**Directions**
Copy each line below that contains "brachii".

**Records shown**
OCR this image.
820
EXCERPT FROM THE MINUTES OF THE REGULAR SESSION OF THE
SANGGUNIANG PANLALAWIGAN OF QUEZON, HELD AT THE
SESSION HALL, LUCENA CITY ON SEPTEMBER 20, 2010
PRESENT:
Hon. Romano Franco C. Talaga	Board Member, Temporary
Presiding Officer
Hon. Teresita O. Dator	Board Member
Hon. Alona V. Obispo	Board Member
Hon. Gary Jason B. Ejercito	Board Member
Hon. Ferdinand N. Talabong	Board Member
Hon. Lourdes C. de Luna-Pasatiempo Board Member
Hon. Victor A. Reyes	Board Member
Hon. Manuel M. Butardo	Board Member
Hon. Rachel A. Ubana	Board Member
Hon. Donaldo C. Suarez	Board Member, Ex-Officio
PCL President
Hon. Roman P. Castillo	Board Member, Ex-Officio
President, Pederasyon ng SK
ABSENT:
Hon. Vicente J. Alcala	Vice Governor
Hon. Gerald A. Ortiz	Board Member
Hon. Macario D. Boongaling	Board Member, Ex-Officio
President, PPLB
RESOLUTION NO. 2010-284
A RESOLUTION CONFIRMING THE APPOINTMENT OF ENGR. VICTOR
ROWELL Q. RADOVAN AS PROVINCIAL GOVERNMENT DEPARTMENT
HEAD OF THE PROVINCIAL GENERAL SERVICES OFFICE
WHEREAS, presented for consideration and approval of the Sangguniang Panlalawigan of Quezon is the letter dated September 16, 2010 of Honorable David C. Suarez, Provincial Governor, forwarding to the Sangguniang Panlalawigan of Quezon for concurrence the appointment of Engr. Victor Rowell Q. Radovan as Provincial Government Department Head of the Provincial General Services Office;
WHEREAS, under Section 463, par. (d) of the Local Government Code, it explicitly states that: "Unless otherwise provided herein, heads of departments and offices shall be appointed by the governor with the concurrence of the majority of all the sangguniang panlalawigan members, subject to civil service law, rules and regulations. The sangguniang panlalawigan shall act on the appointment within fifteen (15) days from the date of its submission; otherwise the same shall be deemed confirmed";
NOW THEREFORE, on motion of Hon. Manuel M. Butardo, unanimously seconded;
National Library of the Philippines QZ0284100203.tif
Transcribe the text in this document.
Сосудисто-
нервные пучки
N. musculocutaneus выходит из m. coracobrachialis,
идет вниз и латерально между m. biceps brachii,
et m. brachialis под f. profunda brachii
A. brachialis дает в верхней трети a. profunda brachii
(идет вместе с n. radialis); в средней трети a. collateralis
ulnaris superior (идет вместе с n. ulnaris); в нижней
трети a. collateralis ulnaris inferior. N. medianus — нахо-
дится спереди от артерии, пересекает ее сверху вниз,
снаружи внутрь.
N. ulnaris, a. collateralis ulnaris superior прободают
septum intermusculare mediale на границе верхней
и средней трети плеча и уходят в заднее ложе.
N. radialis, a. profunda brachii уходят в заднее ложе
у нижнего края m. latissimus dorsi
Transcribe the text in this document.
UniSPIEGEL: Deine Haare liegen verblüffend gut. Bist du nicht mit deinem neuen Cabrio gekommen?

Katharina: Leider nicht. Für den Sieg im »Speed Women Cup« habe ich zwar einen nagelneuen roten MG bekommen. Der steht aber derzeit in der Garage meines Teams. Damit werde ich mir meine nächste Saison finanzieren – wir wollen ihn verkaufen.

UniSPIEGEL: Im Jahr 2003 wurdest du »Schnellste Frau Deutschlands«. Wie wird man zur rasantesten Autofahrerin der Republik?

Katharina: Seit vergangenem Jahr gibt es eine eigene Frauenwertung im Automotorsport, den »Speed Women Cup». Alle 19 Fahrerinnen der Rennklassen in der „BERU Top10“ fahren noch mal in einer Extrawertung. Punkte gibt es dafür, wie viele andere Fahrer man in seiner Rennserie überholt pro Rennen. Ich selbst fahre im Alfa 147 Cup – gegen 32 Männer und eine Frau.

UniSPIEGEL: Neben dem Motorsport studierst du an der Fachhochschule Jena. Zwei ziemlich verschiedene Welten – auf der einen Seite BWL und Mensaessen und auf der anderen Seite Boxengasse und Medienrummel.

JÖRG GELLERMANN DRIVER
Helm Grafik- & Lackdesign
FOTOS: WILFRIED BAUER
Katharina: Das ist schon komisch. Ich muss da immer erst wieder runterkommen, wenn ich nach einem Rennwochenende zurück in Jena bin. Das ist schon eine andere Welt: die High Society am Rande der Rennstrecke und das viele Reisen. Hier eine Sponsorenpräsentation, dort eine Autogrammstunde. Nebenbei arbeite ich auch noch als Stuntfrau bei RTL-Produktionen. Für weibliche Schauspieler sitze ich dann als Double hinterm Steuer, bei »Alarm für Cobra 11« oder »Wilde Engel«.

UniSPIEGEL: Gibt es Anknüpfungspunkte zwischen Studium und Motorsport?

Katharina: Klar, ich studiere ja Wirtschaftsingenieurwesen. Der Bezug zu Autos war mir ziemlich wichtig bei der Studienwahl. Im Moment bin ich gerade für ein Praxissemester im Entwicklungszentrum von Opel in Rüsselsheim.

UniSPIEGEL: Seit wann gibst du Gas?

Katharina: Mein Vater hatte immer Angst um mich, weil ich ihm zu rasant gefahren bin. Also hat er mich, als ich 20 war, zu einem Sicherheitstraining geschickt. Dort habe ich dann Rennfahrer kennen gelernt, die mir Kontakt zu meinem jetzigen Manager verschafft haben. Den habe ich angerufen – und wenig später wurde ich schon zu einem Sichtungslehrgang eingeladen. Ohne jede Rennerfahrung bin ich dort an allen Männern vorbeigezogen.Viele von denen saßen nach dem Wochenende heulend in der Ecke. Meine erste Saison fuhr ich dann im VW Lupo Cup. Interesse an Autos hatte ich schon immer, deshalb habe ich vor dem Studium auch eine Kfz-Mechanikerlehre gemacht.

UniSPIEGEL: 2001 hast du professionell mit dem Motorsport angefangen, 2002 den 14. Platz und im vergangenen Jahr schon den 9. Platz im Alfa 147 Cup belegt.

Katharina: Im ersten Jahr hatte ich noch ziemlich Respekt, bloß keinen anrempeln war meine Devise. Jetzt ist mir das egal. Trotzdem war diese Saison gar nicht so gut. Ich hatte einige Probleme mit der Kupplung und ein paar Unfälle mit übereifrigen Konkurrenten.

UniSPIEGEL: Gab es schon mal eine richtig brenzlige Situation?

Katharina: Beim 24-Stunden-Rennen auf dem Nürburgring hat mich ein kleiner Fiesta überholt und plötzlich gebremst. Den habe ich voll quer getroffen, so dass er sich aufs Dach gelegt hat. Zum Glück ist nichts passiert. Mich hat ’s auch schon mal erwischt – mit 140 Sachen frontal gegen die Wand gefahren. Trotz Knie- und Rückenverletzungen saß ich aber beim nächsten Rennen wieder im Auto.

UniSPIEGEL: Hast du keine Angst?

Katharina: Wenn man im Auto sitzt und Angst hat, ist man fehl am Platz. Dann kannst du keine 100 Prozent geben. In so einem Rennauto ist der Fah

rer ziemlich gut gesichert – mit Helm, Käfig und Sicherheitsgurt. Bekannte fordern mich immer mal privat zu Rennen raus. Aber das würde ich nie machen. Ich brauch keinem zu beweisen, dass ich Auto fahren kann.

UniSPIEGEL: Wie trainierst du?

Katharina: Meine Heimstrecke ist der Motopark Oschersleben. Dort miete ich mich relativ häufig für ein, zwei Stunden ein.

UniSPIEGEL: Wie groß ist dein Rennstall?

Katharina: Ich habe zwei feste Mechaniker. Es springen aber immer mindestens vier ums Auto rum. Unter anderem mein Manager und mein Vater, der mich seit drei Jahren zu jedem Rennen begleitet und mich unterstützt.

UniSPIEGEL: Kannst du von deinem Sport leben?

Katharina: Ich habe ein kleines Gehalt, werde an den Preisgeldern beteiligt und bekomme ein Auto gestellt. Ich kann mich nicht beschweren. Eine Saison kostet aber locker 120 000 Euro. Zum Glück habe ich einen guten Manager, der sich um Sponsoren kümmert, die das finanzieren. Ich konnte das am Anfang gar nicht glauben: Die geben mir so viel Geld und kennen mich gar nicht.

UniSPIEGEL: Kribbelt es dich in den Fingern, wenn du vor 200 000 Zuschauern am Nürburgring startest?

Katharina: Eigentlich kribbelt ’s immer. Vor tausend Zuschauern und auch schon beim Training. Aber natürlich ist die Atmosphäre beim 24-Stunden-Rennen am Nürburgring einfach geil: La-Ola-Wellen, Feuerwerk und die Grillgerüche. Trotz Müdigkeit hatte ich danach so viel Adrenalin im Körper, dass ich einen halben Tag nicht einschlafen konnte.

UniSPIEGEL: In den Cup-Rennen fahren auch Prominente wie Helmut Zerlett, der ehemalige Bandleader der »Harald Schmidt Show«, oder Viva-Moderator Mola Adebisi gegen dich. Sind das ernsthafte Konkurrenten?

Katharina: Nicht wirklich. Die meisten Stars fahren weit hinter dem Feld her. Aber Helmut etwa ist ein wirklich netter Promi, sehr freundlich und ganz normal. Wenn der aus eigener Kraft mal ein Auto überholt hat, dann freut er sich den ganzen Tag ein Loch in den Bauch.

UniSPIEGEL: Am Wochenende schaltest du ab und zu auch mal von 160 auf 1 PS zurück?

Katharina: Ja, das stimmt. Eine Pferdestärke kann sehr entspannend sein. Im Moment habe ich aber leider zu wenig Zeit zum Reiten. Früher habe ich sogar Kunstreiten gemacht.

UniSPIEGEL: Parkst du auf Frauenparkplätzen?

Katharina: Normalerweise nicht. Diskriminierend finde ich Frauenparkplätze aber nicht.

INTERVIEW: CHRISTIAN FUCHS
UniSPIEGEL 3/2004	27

**Response to the task**
идет вниз и латерально между m. biceps brachii,
et m. brachialis под f. profunda brachii
A. brachialis дает в верхней трети a. profunda brachii
N. radialis, a. profunda brachii уходят в заднее ложе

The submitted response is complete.